* DATA RECORDS:
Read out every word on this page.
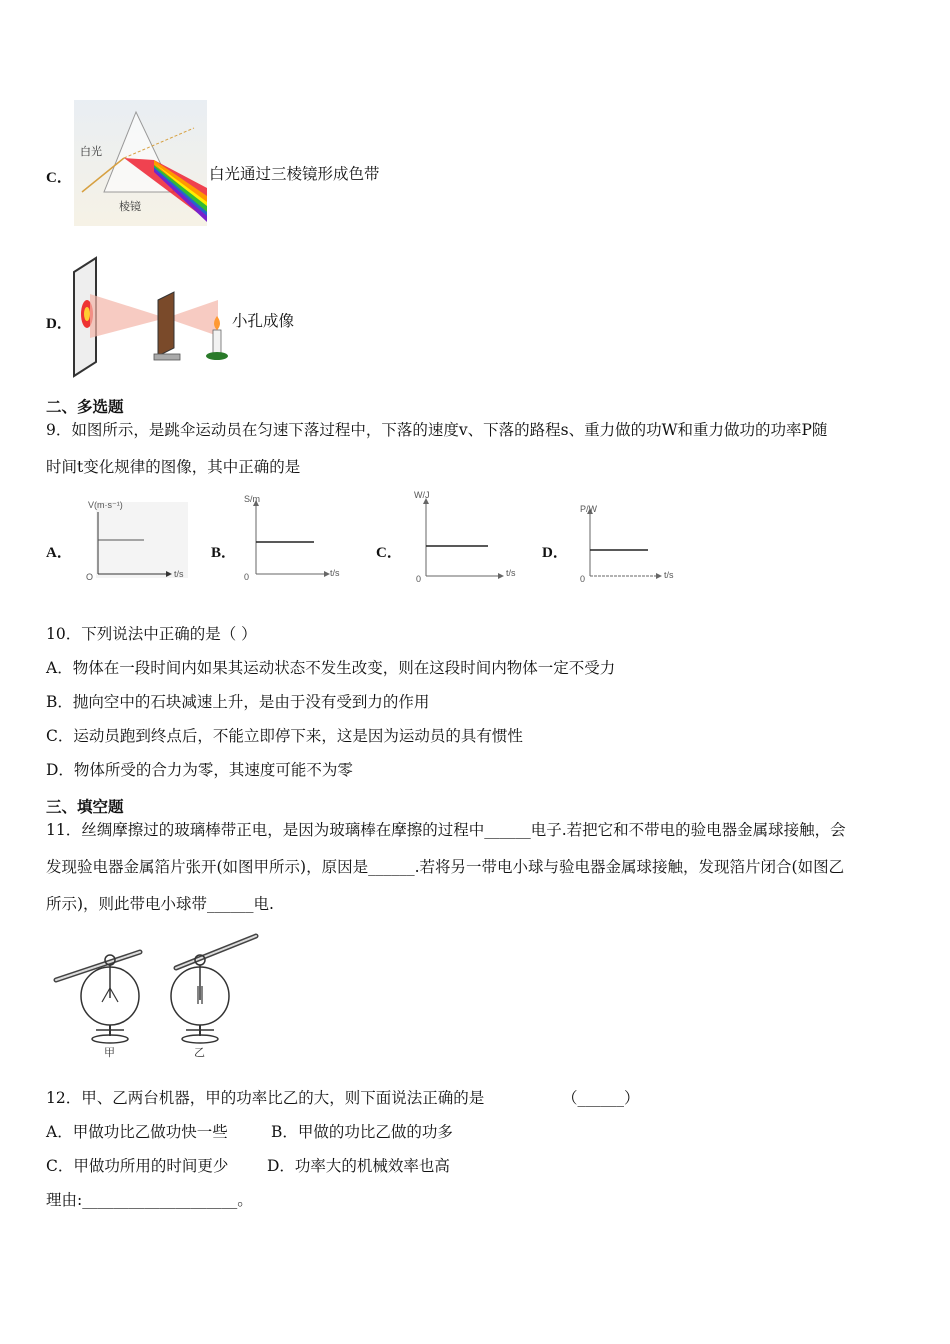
C．
白光
棱镜
白光通过三棱镜形成色带
D．	小孔成像
二、多选题
9．如图所示，是跳伞运动员在匀速下落过程中，下落的速度v、下落的路程s、重力做的功W和重力做功的功率P随
时间t变化规律的图像，其中正确的是
A．
V(m·s⁻¹)
t/s
O
B．
S/m
t/s
0
C．
W/J
t/s
0
D．
P/W
t/s
0
10．下列说法中正确的是（ ）
A．物体在一段时间内如果其运动状态不发生改变，则在这段时间内物体一定不受力
B．抛向空中的石块减速上升，是由于没有受到力的作用
C．运动员跑到终点后，不能立即停下来，这是因为运动员的具有惯性
D．物体所受的合力为零，其速度可能不为零
三、填空题
11．丝绸摩擦过的玻璃棒带正电，是因为玻璃棒在摩擦的过程中______电子.若把它和不带电的验电器金属球接触，会
发现验电器金属箔片张开(如图甲所示)，原因是______.若将另一带电小球与验电器金属球接触，发现箔片闭合(如图乙
所示)，则此带电小球带______电.
甲	乙
12．甲、乙两台机器，甲的功率比乙的大，则下面说法正确的是	（______）
A．甲做功比乙做功快一些	B．甲做的功比乙做的功多
C．甲做功所用的时间更少 D．功率大的机械效率也高
理由:____________________。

* DIRECTIONS FOR THIS TASK:
Output the records above exactly as they are, leaving out the pictures.

* RESULT FOR THIS TASK:
Read out every word on this page.
C．
白光
棱镜
白光通过三棱镜形成色带
D．	小孔成像
二、多选题
9．如图所示，是跳伞运动员在匀速下落过程中，下落的速度v、下落的路程s、重力做的功W和重力做功的功率P随
时间t变化规律的图像，其中正确的是
A．
V(m·s⁻¹)
t/s
O
B．
S/m
t/s
0
C．
W/J
t/s
0
D．
P/W
t/s
0
10．下列说法中正确的是（ ）
A．物体在一段时间内如果其运动状态不发生改变，则在这段时间内物体一定不受力
B．抛向空中的石块减速上升，是由于没有受到力的作用
C．运动员跑到终点后，不能立即停下来，这是因为运动员的具有惯性
D．物体所受的合力为零，其速度可能不为零
三、填空题
11．丝绸摩擦过的玻璃棒带正电，是因为玻璃棒在摩擦的过程中______电子.若把它和不带电的验电器金属球接触，会
发现验电器金属箔片张开(如图甲所示)，原因是______.若将另一带电小球与验电器金属球接触，发现箔片闭合(如图乙
所示)，则此带电小球带______电.
甲	乙
12．甲、乙两台机器，甲的功率比乙的大，则下面说法正确的是	（______）
A．甲做功比乙做功快一些	B．甲做的功比乙做的功多
C．甲做功所用的时间更少 D．功率大的机械效率也高
理由:____________________。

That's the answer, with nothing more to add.